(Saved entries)
%%

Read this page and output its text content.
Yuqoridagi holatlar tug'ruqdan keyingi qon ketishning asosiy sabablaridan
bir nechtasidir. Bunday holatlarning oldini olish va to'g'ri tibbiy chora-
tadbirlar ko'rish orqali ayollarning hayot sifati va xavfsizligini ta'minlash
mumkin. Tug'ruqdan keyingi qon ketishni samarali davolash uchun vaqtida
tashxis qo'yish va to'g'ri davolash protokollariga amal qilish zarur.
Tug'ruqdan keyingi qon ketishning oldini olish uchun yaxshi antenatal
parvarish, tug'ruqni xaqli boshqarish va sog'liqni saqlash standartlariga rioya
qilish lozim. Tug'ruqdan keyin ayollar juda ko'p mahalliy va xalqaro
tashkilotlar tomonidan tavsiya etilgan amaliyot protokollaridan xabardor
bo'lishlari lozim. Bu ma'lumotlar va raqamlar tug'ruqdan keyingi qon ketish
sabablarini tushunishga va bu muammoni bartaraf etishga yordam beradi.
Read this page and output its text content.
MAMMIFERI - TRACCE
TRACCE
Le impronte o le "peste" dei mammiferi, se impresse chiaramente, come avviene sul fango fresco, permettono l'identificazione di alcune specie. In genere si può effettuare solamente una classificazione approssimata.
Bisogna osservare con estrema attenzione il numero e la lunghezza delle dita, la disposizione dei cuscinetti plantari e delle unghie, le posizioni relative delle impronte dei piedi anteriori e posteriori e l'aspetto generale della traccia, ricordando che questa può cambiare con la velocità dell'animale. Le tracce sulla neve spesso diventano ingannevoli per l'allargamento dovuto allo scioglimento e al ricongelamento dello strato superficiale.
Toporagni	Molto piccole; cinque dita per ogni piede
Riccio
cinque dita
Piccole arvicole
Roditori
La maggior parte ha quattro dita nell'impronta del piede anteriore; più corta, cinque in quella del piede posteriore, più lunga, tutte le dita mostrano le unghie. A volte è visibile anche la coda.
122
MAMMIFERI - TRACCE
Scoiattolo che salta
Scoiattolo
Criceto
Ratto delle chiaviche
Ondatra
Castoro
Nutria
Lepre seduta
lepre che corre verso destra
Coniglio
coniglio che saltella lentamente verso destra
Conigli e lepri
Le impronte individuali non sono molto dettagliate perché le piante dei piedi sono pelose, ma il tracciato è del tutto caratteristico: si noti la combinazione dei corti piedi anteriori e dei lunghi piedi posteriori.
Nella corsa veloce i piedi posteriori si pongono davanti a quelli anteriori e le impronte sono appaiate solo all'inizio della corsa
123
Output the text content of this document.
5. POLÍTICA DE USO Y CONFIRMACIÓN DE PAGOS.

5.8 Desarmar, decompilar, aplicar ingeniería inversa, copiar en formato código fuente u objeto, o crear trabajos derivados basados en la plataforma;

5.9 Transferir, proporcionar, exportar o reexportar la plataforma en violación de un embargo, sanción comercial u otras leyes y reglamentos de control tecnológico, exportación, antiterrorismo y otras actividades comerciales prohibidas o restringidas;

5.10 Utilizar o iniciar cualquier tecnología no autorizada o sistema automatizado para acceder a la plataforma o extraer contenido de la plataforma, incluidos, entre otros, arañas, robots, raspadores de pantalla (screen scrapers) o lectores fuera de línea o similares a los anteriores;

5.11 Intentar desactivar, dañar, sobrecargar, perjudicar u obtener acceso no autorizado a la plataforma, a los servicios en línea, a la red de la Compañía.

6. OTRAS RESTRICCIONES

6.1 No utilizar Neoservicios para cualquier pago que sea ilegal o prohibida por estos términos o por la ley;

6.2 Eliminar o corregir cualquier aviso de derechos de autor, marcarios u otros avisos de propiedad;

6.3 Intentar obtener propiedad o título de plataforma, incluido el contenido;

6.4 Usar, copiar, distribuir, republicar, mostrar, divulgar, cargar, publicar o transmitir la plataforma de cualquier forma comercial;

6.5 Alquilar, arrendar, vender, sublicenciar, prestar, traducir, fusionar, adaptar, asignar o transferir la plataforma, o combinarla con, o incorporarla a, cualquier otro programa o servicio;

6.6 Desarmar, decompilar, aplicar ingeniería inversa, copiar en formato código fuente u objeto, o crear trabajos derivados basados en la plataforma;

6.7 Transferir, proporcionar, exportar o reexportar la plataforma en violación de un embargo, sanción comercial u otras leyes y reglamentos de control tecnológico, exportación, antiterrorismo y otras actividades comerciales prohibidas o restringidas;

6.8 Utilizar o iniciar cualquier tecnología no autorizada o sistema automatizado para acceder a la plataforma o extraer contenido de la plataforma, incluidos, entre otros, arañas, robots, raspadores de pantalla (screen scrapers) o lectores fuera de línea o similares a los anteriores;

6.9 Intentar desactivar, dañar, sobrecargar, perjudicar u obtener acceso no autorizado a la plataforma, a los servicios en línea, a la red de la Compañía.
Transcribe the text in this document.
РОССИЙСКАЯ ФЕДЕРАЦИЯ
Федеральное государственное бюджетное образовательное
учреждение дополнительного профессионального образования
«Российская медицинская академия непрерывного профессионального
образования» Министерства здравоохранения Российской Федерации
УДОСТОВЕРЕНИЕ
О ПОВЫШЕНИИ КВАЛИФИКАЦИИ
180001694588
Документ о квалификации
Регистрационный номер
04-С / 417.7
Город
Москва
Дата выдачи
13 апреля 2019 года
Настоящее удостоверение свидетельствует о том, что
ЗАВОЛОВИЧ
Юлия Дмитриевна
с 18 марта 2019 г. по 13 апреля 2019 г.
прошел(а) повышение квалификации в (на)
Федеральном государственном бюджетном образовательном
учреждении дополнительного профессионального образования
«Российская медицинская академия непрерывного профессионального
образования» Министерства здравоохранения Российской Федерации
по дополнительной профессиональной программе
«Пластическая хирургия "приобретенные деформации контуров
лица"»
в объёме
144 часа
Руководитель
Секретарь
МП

%%

- [What the task asks]: Reproduce the entire listing word for word.

- [Response to the task]:
Read this page and output its text content.
Yuqoridagi holatlar tug'ruqdan keyingi qon ketishning asosiy sabablaridan
bir nechtasidir. Bunday holatlarning oldini olish va to'g'ri tibbiy chora-
tadbirlar ko'rish orqali ayollarning hayot sifati va xavfsizligini ta'minlash
mumkin. Tug'ruqdan keyingi qon ketishni samarali davolash uchun vaqtida
tashxis qo'yish va to'g'ri davolash protokollariga amal qilish zarur.
Tug'ruqdan keyingi qon ketishning oldini olish uchun yaxshi antenatal
parvarish, tug'ruqni xaqli boshqarish va sog'liqni saqlash standartlariga rioya
qilish lozim. Tug'ruqdan keyin ayollar juda ko'p mahalliy va xalqaro
tashkilotlar tomonidan tavsiya etilgan amaliyot protokollaridan xabardor
bo'lishlari lozim. Bu ma'lumotlar va raqamlar tug'ruqdan keyingi qon ketish
sabablarini tushunishga va bu muammoni bartaraf etishga yordam beradi.
Read this page and output its text content.
MAMMIFERI - TRACCE
TRACCE
Le impronte o le "peste" dei mammiferi, se impresse chiaramente, come avviene sul fango fresco, permettono l'identificazione di alcune specie. In genere si può effettuare solamente una classificazione approssimata.
Bisogna osservare con estrema attenzione il numero e la lunghezza delle dita, la disposizione dei cuscinetti plantari e delle unghie, le posizioni relative delle impronte dei piedi anteriori e posteriori e l'aspetto generale della traccia, ricordando che questa può cambiare con la velocità dell'animale. Le tracce sulla neve spesso diventano ingannevoli per l'allargamento dovuto allo scioglimento e al ricongelamento dello strato superficiale.
Toporagni	Molto piccole; cinque dita per ogni piede
Riccio
cinque dita
Piccole arvicole
Roditori
La maggior parte ha quattro dita nell'impronta del piede anteriore; più corta, cinque in quella del piede posteriore, più lunga, tutte le dita mostrano le unghie. A volte è visibile anche la coda.
122
MAMMIFERI - TRACCE
Scoiattolo che salta
Scoiattolo
Criceto
Ratto delle chiaviche
Ondatra
Castoro
Nutria
Lepre seduta
lepre che corre verso destra
Coniglio
coniglio che saltella lentamente verso destra
Conigli e lepri
Le impronte individuali non sono molto dettagliate perché le piante dei piedi sono pelose, ma il tracciato è del tutto caratteristico: si noti la combinazione dei corti piedi anteriori e dei lunghi piedi posteriori.
Nella corsa veloce i piedi posteriori si pongono davanti a quelli anteriori e le impronte sono appaiate solo all'inizio della corsa
123
Output the text content of this document.
5. POLÍTICA DE USO Y CONFIRMACIÓN DE PAGOS.

5.8 Desarmar, decompilar, aplicar ingeniería inversa, copiar en formato código fuente u objeto, o crear trabajos derivados basados en la plataforma;

5.9 Transferir, proporcionar, exportar o reexportar la plataforma en violación de un embargo, sanción comercial u otras leyes y reglamentos de control tecnológico, exportación, antiterrorismo y otras actividades comerciales prohibidas o restringidas;

5.10 Utilizar o iniciar cualquier tecnología no autorizada o sistema automatizado para acceder a la plataforma o extraer contenido de la plataforma, incluidos, entre otros, arañas, robots, raspadores de pantalla (screen scrapers) o lectores fuera de línea o similares a los anteriores;

5.11 Intentar desactivar, dañar, sobrecargar, perjudicar u obtener acceso no autorizado a la plataforma, a los servicios en línea, a la red de la Compañía.

6. OTRAS RESTRICCIONES

6.1 No utilizar Neoservicios para cualquier pago que sea ilegal o prohibida por estos términos o por la ley;

6.2 Eliminar o corregir cualquier aviso de derechos de autor, marcarios u otros avisos de propiedad;

6.3 Intentar obtener propiedad o título de plataforma, incluido el contenido;

6.4 Usar, copiar, distribuir, republicar, mostrar, divulgar, cargar, publicar o transmitir la plataforma de cualquier forma comercial;

6.5 Alquilar, arrendar, vender, sublicenciar, prestar, traducir, fusionar, adaptar, asignar o transferir la plataforma, o combinarla con, o incorporarla a, cualquier otro programa o servicio;

6.6 Desarmar, decompilar, aplicar ingeniería inversa, copiar en formato código fuente u objeto, o crear trabajos derivados basados en la plataforma;

6.7 Transferir, proporcionar, exportar o reexportar la plataforma en violación de un embargo, sanción comercial u otras leyes y reglamentos de control tecnológico, exportación, antiterrorismo y otras actividades comerciales prohibidas o restringidas;

6.8 Utilizar o iniciar cualquier tecnología no autorizada o sistema automatizado para acceder a la plataforma o extraer contenido de la plataforma, incluidos, entre otros, arañas, robots, raspadores de pantalla (screen scrapers) o lectores fuera de línea o similares a los anteriores;

6.9 Intentar desactivar, dañar, sobrecargar, perjudicar u obtener acceso no autorizado a la plataforma, a los servicios en línea, a la red de la Compañía.
Transcribe the text in this document.
РОССИЙСКАЯ ФЕДЕРАЦИЯ
Федеральное государственное бюджетное образовательное
учреждение дополнительного профессионального образования
«Российская медицинская академия непрерывного профессионального
образования» Министерства здравоохранения Российской Федерации
УДОСТОВЕРЕНИЕ
О ПОВЫШЕНИИ КВАЛИФИКАЦИИ
180001694588
Документ о квалификации
Регистрационный номер
04-С / 417.7
Город
Москва
Дата выдачи
13 апреля 2019 года
Настоящее удостоверение свидетельствует о том, что
ЗАВОЛОВИЧ
Юлия Дмитриевна
с 18 марта 2019 г. по 13 апреля 2019 г.
прошел(а) повышение квалификации в (на)
Федеральном государственном бюджетном образовательном
учреждении дополнительного профессионального образования
«Российская медицинская академия непрерывного профессионального
образования» Министерства здравоохранения Российской Федерации
по дополнительной профессиональной программе
«Пластическая хирургия "приобретенные деформации контуров
лица"»
в объёме
144 часа
Руководитель
Секретарь
МП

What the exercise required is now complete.